# DIRECTIONS:
In the records below, change every "修改" to "编辑" and leave everything else as it is.
^^^^^^^^^^^^^^^^
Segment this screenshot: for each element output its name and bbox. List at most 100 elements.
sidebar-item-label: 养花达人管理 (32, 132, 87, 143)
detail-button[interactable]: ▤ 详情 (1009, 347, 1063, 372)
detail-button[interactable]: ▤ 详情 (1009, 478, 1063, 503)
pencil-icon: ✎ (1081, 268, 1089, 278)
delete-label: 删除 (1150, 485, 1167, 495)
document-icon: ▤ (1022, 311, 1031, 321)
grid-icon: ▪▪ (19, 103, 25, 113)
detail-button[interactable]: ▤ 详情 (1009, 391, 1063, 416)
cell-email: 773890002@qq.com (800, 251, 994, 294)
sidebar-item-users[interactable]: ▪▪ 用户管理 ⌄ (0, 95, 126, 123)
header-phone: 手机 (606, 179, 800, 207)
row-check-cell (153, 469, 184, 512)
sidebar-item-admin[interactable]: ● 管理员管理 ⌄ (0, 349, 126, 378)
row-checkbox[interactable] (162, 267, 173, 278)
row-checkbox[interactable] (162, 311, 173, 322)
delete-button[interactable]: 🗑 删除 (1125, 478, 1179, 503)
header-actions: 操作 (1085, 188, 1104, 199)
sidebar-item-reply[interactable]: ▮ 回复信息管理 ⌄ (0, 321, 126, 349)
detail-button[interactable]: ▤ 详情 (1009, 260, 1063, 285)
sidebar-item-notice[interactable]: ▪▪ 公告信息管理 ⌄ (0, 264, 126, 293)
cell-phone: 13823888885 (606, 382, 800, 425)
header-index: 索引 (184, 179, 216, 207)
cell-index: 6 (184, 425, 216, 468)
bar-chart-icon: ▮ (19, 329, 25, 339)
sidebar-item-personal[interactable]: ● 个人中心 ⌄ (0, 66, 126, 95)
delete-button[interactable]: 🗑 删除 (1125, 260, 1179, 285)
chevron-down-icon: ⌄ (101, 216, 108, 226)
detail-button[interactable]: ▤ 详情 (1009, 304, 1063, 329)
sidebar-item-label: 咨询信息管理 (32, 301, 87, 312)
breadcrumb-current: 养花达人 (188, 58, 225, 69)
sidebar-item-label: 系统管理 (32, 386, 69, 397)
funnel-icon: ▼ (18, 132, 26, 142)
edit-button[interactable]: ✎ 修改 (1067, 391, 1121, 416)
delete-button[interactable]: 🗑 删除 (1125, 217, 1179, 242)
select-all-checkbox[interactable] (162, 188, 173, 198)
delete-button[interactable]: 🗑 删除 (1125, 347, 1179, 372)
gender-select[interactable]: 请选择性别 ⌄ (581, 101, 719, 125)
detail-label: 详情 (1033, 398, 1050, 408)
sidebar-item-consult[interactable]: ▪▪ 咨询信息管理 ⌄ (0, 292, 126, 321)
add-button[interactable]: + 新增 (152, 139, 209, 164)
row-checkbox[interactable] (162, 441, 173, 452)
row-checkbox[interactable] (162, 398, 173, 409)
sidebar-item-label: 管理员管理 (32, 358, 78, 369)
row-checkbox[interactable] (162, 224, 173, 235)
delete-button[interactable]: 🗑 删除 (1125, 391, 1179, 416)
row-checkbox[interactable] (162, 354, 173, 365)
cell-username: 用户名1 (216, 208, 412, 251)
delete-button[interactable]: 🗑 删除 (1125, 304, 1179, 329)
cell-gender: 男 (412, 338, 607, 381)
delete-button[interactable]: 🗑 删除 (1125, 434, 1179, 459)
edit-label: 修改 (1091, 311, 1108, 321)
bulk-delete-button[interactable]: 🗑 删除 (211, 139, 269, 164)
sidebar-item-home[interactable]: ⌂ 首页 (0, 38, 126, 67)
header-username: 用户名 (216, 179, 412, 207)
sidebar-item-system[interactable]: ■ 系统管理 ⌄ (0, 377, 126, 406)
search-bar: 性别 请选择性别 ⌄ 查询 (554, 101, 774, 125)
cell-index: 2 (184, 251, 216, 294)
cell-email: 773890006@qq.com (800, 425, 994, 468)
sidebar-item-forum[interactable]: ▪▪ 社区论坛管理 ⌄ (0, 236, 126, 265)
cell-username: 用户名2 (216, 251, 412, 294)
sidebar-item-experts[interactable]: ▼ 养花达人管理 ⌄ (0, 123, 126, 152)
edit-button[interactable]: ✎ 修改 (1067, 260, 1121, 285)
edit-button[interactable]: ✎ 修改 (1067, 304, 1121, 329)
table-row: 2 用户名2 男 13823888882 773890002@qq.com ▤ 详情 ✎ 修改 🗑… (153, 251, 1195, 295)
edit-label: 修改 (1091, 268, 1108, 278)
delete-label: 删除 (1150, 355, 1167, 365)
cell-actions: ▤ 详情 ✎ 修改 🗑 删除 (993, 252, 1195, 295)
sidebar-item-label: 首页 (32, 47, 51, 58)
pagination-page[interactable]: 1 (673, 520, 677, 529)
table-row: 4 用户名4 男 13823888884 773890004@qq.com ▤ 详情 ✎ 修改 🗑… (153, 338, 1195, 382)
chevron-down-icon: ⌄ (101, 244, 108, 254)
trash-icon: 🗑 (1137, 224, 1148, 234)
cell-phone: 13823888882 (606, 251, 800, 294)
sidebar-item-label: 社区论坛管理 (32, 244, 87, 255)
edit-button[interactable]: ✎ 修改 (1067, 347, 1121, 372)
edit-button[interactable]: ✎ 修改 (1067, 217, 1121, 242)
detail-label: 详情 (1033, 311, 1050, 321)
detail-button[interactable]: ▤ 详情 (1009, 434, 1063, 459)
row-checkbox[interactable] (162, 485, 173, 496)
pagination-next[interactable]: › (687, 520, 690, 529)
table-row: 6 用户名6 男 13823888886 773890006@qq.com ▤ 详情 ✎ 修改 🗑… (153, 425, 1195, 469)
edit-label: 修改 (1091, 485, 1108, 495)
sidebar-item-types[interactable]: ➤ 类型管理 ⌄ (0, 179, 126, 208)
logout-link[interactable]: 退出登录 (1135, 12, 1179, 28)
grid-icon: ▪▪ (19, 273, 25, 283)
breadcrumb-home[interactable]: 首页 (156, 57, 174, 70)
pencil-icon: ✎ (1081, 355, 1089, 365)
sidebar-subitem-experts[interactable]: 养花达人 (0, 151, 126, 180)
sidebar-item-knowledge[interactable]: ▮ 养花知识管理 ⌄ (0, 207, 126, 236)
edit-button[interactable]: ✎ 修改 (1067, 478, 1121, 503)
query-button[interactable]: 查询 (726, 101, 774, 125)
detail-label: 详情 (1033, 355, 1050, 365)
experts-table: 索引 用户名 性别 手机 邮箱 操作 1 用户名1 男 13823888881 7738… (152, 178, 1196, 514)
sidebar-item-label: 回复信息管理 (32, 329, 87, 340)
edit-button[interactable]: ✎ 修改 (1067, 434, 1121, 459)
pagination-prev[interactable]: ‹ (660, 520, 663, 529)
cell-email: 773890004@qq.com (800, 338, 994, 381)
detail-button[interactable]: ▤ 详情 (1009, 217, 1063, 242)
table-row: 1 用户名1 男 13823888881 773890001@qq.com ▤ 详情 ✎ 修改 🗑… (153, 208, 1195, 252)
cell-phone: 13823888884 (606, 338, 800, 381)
^^^^^^^^^^^^^^^^
# EXERCISE OUTPUT:
Segment this screenshot: for each element output its name and bbox. List at most 100 elements.
sidebar-item-label: 养花达人管理 (32, 132, 87, 143)
detail-button[interactable]: ▤ 详情 (1009, 347, 1063, 372)
detail-button[interactable]: ▤ 详情 (1009, 478, 1063, 503)
pencil-icon: ✎ (1081, 268, 1089, 278)
delete-label: 删除 (1150, 485, 1167, 495)
document-icon: ▤ (1022, 311, 1031, 321)
grid-icon: ▪▪ (19, 103, 25, 113)
detail-button[interactable]: ▤ 详情 (1009, 391, 1063, 416)
cell-email: 773890002@qq.com (800, 251, 994, 294)
sidebar-item-users[interactable]: ▪▪ 用户管理 ⌄ (0, 95, 126, 123)
header-phone: 手机 (606, 179, 800, 207)
row-check-cell (153, 469, 184, 512)
sidebar-item-admin[interactable]: ● 管理员管理 ⌄ (0, 349, 126, 378)
row-checkbox[interactable] (162, 267, 173, 278)
row-checkbox[interactable] (162, 311, 173, 322)
delete-button[interactable]: 🗑 删除 (1125, 478, 1179, 503)
header-actions: 操作 (1085, 188, 1104, 199)
sidebar-item-reply[interactable]: ▮ 回复信息管理 ⌄ (0, 321, 126, 349)
detail-button[interactable]: ▤ 详情 (1009, 260, 1063, 285)
sidebar-item-notice[interactable]: ▪▪ 公告信息管理 ⌄ (0, 264, 126, 293)
cell-phone: 13823888885 (606, 382, 800, 425)
header-index: 索引 (184, 179, 216, 207)
cell-index: 6 (184, 425, 216, 468)
bar-chart-icon: ▮ (19, 329, 25, 339)
sidebar-item-personal[interactable]: ● 个人中心 ⌄ (0, 66, 126, 95)
delete-button[interactable]: 🗑 删除 (1125, 260, 1179, 285)
chevron-down-icon: ⌄ (101, 216, 108, 226)
detail-button[interactable]: ▤ 详情 (1009, 304, 1063, 329)
sidebar-item-label: 咨询信息管理 (32, 301, 87, 312)
breadcrumb-current: 养花达人 (188, 58, 225, 69)
sidebar-item-label: 系统管理 (32, 386, 69, 397)
funnel-icon: ▼ (18, 132, 26, 142)
edit-button[interactable]: ✎ 编辑 (1067, 391, 1121, 416)
delete-button[interactable]: 🗑 删除 (1125, 217, 1179, 242)
select-all-checkbox[interactable] (162, 188, 173, 198)
delete-button[interactable]: 🗑 删除 (1125, 347, 1179, 372)
gender-select[interactable]: 请选择性别 ⌄ (581, 101, 719, 125)
detail-label: 详情 (1033, 398, 1050, 408)
sidebar-item-consult[interactable]: ▪▪ 咨询信息管理 ⌄ (0, 292, 126, 321)
add-button[interactable]: + 新增 (152, 139, 209, 164)
row-checkbox[interactable] (162, 441, 173, 452)
row-checkbox[interactable] (162, 398, 173, 409)
sidebar-item-label: 管理员管理 (32, 358, 78, 369)
row-checkbox[interactable] (162, 224, 173, 235)
delete-button[interactable]: 🗑 删除 (1125, 391, 1179, 416)
row-checkbox[interactable] (162, 354, 173, 365)
cell-username: 用户名1 (216, 208, 412, 251)
delete-button[interactable]: 🗑 删除 (1125, 304, 1179, 329)
cell-gender: 男 (412, 338, 607, 381)
delete-button[interactable]: 🗑 删除 (1125, 434, 1179, 459)
edit-label: 编辑 (1091, 311, 1108, 321)
bulk-delete-button[interactable]: 🗑 删除 (211, 139, 269, 164)
sidebar-item-home[interactable]: ⌂ 首页 (0, 38, 126, 67)
header-username: 用户名 (216, 179, 412, 207)
sidebar-item-system[interactable]: ■ 系统管理 ⌄ (0, 377, 126, 406)
search-bar: 性别 请选择性别 ⌄ 查询 (554, 101, 774, 125)
cell-index: 2 (184, 251, 216, 294)
cell-email: 773890006@qq.com (800, 425, 994, 468)
sidebar-item-forum[interactable]: ▪▪ 社区论坛管理 ⌄ (0, 236, 126, 265)
cell-username: 用户名2 (216, 251, 412, 294)
sidebar-item-experts[interactable]: ▼ 养花达人管理 ⌄ (0, 123, 126, 152)
edit-button[interactable]: ✎ 编辑 (1067, 260, 1121, 285)
edit-button[interactable]: ✎ 编辑 (1067, 304, 1121, 329)
table-row: 2 用户名2 男 13823888882 773890002@qq.com ▤ 详情 ✎ 编辑 🗑… (153, 251, 1195, 295)
edit-label: 编辑 (1091, 268, 1108, 278)
delete-label: 删除 (1150, 355, 1167, 365)
cell-actions: ▤ 详情 ✎ 编辑 🗑 删除 (993, 252, 1195, 295)
sidebar-item-label: 首页 (32, 47, 51, 58)
pagination-page[interactable]: 1 (673, 520, 677, 529)
table-row: 4 用户名4 男 13823888884 773890004@qq.com ▤ 详情 ✎ 编辑 🗑… (153, 338, 1195, 382)
chevron-down-icon: ⌄ (101, 244, 108, 254)
trash-icon: 🗑 (1137, 224, 1148, 234)
cell-phone: 13823888882 (606, 251, 800, 294)
sidebar-item-label: 社区论坛管理 (32, 244, 87, 255)
edit-button[interactable]: ✎ 编辑 (1067, 347, 1121, 372)
edit-button[interactable]: ✎ 编辑 (1067, 217, 1121, 242)
detail-label: 详情 (1033, 311, 1050, 321)
detail-button[interactable]: ▤ 详情 (1009, 434, 1063, 459)
row-checkbox[interactable] (162, 485, 173, 496)
pagination-next[interactable]: › (687, 520, 690, 529)
table-row: 6 用户名6 男 13823888886 773890006@qq.com ▤ 详情 ✎ 编辑 🗑… (153, 425, 1195, 469)
edit-label: 编辑 (1091, 485, 1108, 495)
sidebar-item-types[interactable]: ➤ 类型管理 ⌄ (0, 179, 126, 208)
logout-link[interactable]: 退出登录 (1135, 12, 1179, 28)
grid-icon: ▪▪ (19, 273, 25, 283)
breadcrumb-home[interactable]: 首页 (156, 57, 174, 70)
pencil-icon: ✎ (1081, 355, 1089, 365)
sidebar-subitem-experts[interactable]: 养花达人 (0, 151, 126, 180)
sidebar-item-knowledge[interactable]: ▮ 养花知识管理 ⌄ (0, 207, 126, 236)
edit-button[interactable]: ✎ 编辑 (1067, 478, 1121, 503)
query-button[interactable]: 查询 (726, 101, 774, 125)
detail-label: 详情 (1033, 355, 1050, 365)
experts-table: 索引 用户名 性别 手机 邮箱 操作 1 用户名1 男 13823888881 7738… (152, 178, 1196, 514)
sidebar-item-label: 回复信息管理 (32, 329, 87, 340)
edit-button[interactable]: ✎ 编辑 (1067, 434, 1121, 459)
pagination-prev[interactable]: ‹ (660, 520, 663, 529)
cell-email: 773890004@qq.com (800, 338, 994, 381)
detail-button[interactable]: ▤ 详情 (1009, 217, 1063, 242)
table-row: 1 用户名1 男 13823888881 773890001@qq.com ▤ 详情 ✎ 编辑 🗑… (153, 208, 1195, 252)
cell-phone: 13823888884 (606, 338, 800, 381)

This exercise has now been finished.